WHAT YOU ARE ASKED TO DO: Write the material out again exactly.

--- begin DATASET EXTRACT ---

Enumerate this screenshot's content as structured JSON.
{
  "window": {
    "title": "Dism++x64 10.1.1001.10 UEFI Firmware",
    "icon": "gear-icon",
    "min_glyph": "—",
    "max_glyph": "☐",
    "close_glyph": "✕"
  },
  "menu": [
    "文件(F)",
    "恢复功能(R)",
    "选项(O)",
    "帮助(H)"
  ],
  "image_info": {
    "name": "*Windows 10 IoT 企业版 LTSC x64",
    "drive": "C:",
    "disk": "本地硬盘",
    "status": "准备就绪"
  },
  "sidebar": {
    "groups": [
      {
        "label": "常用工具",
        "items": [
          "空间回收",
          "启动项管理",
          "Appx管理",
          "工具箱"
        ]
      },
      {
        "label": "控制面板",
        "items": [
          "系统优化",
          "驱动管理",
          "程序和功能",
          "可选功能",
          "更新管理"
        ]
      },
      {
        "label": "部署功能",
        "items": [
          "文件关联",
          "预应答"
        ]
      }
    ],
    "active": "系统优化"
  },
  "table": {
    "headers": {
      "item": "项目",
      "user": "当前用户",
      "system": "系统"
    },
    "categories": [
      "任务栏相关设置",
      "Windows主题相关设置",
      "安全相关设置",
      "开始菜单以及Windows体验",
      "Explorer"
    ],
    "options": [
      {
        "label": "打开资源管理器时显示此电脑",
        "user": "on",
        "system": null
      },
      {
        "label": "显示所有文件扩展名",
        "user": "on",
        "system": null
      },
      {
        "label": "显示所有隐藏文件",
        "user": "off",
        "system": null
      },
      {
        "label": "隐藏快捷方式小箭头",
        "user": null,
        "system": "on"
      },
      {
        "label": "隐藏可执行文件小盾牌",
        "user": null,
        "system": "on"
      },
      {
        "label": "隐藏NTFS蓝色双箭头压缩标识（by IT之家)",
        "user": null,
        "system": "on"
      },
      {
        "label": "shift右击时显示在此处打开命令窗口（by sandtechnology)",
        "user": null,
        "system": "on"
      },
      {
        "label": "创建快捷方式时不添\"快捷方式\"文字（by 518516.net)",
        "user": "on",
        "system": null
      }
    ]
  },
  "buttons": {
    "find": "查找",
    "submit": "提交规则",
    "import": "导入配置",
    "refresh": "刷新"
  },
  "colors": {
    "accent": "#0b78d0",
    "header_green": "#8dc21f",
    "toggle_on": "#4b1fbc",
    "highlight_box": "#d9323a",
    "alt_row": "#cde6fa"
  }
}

--- end DATASET EXTRACT ---

EXERCISE RESPONSE:
Enumerate this screenshot's content as structured JSON.
{
  "window": {
    "title": "Dism++x64 10.1.1001.10 UEFI Firmware",
    "icon": "gear-icon",
    "min_glyph": "—",
    "max_glyph": "☐",
    "close_glyph": "✕"
  },
  "menu": [
    "文件(F)",
    "恢复功能(R)",
    "选项(O)",
    "帮助(H)"
  ],
  "image_info": {
    "name": "*Windows 10 IoT 企业版 LTSC x64",
    "drive": "C:",
    "disk": "本地硬盘",
    "status": "准备就绪"
  },
  "sidebar": {
    "groups": [
      {
        "label": "常用工具",
        "items": [
          "空间回收",
          "启动项管理",
          "Appx管理",
          "工具箱"
        ]
      },
      {
        "label": "控制面板",
        "items": [
          "系统优化",
          "驱动管理",
          "程序和功能",
          "可选功能",
          "更新管理"
        ]
      },
      {
        "label": "部署功能",
        "items": [
          "文件关联",
          "预应答"
        ]
      }
    ],
    "active": "系统优化"
  },
  "table": {
    "headers": {
      "item": "项目",
      "user": "当前用户",
      "system": "系统"
    },
    "categories": [
      "任务栏相关设置",
      "Windows主题相关设置",
      "安全相关设置",
      "开始菜单以及Windows体验",
      "Explorer"
    ],
    "options": [
      {
        "label": "打开资源管理器时显示此电脑",
        "user": "on",
        "system": null
      },
      {
        "label": "显示所有文件扩展名",
        "user": "on",
        "system": null
      },
      {
        "label": "显示所有隐藏文件",
        "user": "off",
        "system": null
      },
      {
        "label": "隐藏快捷方式小箭头",
        "user": null,
        "system": "on"
      },
      {
        "label": "隐藏可执行文件小盾牌",
        "user": null,
        "system": "on"
      },
      {
        "label": "隐藏NTFS蓝色双箭头压缩标识（by IT之家)",
        "user": null,
        "system": "on"
      },
      {
        "label": "shift右击时显示在此处打开命令窗口（by sandtechnology)",
        "user": null,
        "system": "on"
      },
      {
        "label": "创建快捷方式时不添\"快捷方式\"文字（by 518516.net)",
        "user": "on",
        "system": null
      }
    ]
  },
  "buttons": {
    "find": "查找",
    "submit": "提交规则",
    "import": "导入配置",
    "refresh": "刷新"
  },
  "colors": {
    "accent": "#0b78d0",
    "header_green": "#8dc21f",
    "toggle_on": "#4b1fbc",
    "highlight_box": "#d9323a",
    "alt_row": "#cde6fa"
  }
}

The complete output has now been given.